LIST OF TASKS.
a) Rewrite the speech from "I do not believe" up to and including "placed on probation.", putting "postpone" in place of "adjourn".
b) Decide whether each statement agrees with the speech, answering yes or no and quoting the words that settle it. (i) The speaker says the Government and the right hon. Gentleman hold the same view on giving courts information about offenders. (ii) The speaker prefers a rigid and inflexible system for how the court uses these powers. (iii) The speaker names supervising offenders placed on probation as the main function of the probation service.

SOURCE PASSAGE.

I agree that it is important, as the right hon. Gentleman has often said, that, consistent with other demands on the available resources of the probation service, the criminal courts should be given information about offenders appearing before them and should certainly have information about anyone they propose to send to prison, particularly when it is for the first time, and that they should make use of that information. About that there is no difference between the views of the right hon. Gentleman and those of the Government.

We differ in two ways. First, in all these matters the right hon. Gentleman always believes that the best method to move is by way of dictation or direction to the court, whereas I believe that on the whole the best use of these powers by the court is on a basis of discretion and encouragement, rather than a rigid and inflexible system. Although it has nothing to do with this debate, that may be similar to the difference between us on the issue of suspended sentences.

I do not believe that always requiring the court to adjourn a case for the purpose of receiving a report when the court is satisfied as to the manner in which it will deal with an individual is necessarily the best way in which to preach the importance and usefulness of reports. Secondly, I believe that we must keep a balance between the probation services commitments to the preparation of reports and its primary function of supervising offenders placed on probation.

ENTRIES SHOWN.
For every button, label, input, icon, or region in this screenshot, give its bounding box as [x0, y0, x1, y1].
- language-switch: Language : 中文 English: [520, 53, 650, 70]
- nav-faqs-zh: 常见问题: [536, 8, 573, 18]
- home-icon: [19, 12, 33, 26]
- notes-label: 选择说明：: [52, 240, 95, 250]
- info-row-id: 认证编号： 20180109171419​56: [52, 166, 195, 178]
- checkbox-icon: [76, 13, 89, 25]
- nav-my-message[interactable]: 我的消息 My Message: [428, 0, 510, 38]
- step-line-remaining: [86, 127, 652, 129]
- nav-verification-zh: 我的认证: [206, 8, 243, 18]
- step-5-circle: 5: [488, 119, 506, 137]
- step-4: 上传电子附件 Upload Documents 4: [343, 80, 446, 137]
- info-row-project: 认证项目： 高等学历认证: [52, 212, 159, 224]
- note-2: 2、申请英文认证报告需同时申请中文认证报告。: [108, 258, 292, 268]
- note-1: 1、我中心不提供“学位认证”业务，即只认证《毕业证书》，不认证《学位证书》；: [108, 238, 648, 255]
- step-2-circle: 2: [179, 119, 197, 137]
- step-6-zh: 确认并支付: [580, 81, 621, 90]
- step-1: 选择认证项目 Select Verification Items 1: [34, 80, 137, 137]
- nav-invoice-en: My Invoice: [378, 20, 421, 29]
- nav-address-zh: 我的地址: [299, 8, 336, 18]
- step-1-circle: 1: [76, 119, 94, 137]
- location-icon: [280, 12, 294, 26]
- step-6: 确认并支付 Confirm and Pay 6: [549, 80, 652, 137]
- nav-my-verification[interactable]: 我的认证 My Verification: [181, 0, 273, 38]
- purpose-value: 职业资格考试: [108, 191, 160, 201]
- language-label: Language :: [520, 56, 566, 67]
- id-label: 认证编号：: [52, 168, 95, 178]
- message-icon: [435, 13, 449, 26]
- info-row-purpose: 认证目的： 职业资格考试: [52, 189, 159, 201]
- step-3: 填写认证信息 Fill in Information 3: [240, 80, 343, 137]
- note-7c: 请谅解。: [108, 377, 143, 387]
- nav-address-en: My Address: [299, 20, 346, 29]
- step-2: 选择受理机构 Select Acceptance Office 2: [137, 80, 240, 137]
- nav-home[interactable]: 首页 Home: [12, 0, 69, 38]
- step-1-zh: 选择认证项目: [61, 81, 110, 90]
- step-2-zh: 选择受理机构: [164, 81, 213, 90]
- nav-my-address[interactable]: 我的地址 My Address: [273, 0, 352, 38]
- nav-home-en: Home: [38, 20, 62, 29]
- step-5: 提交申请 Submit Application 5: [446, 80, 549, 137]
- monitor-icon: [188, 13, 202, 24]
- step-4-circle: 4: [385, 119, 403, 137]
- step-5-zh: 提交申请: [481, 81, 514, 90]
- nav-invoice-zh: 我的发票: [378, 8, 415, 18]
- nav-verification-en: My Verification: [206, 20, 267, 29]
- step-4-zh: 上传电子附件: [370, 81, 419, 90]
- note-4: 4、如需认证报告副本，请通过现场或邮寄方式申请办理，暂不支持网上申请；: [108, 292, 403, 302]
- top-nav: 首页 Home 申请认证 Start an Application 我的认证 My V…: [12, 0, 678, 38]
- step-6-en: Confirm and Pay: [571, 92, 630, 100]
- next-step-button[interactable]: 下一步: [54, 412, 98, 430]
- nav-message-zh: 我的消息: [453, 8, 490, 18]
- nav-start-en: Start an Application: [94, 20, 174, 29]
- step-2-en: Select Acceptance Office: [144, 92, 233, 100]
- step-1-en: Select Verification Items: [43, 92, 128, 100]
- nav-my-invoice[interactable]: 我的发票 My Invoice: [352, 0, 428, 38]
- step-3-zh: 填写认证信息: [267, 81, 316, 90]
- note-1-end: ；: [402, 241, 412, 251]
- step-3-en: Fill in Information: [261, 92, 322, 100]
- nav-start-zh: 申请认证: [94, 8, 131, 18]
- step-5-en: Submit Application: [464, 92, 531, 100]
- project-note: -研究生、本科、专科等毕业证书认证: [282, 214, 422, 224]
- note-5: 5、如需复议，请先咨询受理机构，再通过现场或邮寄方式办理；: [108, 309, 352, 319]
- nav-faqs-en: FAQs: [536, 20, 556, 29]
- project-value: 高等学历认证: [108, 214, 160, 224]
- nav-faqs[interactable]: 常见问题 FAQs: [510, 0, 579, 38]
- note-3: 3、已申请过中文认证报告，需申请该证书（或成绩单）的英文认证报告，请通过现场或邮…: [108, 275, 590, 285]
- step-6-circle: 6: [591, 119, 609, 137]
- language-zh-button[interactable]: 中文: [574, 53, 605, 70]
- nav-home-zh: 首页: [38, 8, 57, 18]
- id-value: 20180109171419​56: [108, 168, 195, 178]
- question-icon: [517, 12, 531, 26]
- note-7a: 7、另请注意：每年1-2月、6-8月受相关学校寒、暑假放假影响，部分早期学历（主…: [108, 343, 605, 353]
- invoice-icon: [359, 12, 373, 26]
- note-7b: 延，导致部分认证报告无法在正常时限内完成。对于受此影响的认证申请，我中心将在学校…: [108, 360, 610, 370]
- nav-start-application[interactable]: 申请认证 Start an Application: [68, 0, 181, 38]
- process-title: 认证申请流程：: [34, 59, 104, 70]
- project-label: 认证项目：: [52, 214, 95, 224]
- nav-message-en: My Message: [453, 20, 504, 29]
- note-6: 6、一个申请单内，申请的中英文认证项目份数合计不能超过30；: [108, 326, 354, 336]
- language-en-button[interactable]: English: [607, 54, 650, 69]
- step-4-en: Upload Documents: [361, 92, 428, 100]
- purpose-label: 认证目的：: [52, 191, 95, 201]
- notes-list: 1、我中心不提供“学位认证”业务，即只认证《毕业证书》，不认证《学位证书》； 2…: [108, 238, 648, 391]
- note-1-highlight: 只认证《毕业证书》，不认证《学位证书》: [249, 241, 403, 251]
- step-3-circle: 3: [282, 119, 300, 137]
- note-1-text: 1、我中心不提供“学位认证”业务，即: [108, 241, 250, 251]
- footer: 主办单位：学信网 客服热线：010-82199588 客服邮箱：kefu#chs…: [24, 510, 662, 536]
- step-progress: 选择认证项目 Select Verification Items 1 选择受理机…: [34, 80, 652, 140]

TASK-BY-TASK ANSWERS.
a)
I do not believe that always requiring the court to postpone a case for the purpose of receiving a report when the court is satisfied as to the manner in which it will deal with an individual is necessarily the best way in which to preach the importance and usefulness of reports. Secondly, I believe that we must keep a balance between the probation services commitments to the preparation of reports and its primary function of supervising offenders placed on probation.

b)
(i) Yes: "About that there is no difference between the views of the right hon. Gentleman and those of the Government."
(ii) No: "the best use of these powers by the court is on a basis of discretion and encouragement, rather than a rigid and inflexible system."
(iii) Yes: "its primary function of supervising offenders placed on probation."